**TASK MATERIAL**:
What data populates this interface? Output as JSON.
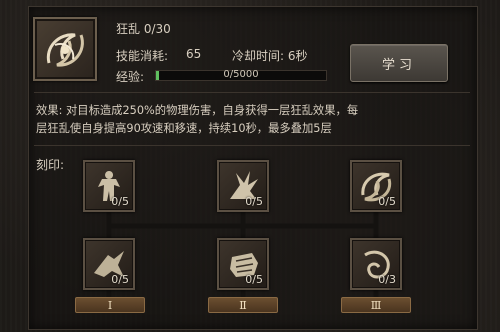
{
  "skill": {
    "name_level": "狂乱 0/30",
    "cost_label": "技能消耗:",
    "cost_value": "65",
    "cooldown": "冷却时间: 6秒",
    "xp_label": "经验:",
    "xp_text": "0/5000",
    "xp_progress": 0.02,
    "icon": "swirling-blade-icon"
  },
  "learn_button": "学习",
  "effect": {
    "line1": "效果:  对目标造成250%的物理伤害，自身获得一层狂乱效果，每",
    "line2": "层狂乱使自身提高90攻速和移速，持续10秒，最多叠加5层"
  },
  "engrave": {
    "label": "刻印:",
    "runes": [
      {
        "icon": "warrior-pose-icon",
        "count": "0/5"
      },
      {
        "icon": "claw-burst-icon",
        "count": "0/5"
      },
      {
        "icon": "swirl-blade-icon",
        "count": "0/5"
      },
      {
        "icon": "dash-strike-icon",
        "count": "0/5"
      },
      {
        "icon": "fist-icon",
        "count": "0/5"
      },
      {
        "icon": "vortex-icon",
        "count": "0/3"
      }
    ],
    "tiers": [
      "Ⅰ",
      "Ⅱ",
      "Ⅲ"
    ]
  }
}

**GOAL OF THE EXERCISE**: Repeat the material verbatim. Do not carry over any picture.

**SOLUTION TO THE PROBLEM**:
What data populates this interface? Output as JSON.
{
  "skill": {
    "name_level": "狂乱 0/30",
    "cost_label": "技能消耗:",
    "cost_value": "65",
    "cooldown": "冷却时间: 6秒",
    "xp_label": "经验:",
    "xp_text": "0/5000",
    "xp_progress": 0.02,
    "icon": "swirling-blade-icon"
  },
  "learn_button": "学习",
  "effect": {
    "line1": "效果:  对目标造成250%的物理伤害，自身获得一层狂乱效果，每",
    "line2": "层狂乱使自身提高90攻速和移速，持续10秒，最多叠加5层"
  },
  "engrave": {
    "label": "刻印:",
    "runes": [
      {
        "icon": "warrior-pose-icon",
        "count": "0/5"
      },
      {
        "icon": "claw-burst-icon",
        "count": "0/5"
      },
      {
        "icon": "swirl-blade-icon",
        "count": "0/5"
      },
      {
        "icon": "dash-strike-icon",
        "count": "0/5"
      },
      {
        "icon": "fist-icon",
        "count": "0/5"
      },
      {
        "icon": "vortex-icon",
        "count": "0/3"
      }
    ],
    "tiers": [
      "Ⅰ",
      "Ⅱ",
      "Ⅲ"
    ]
  }
}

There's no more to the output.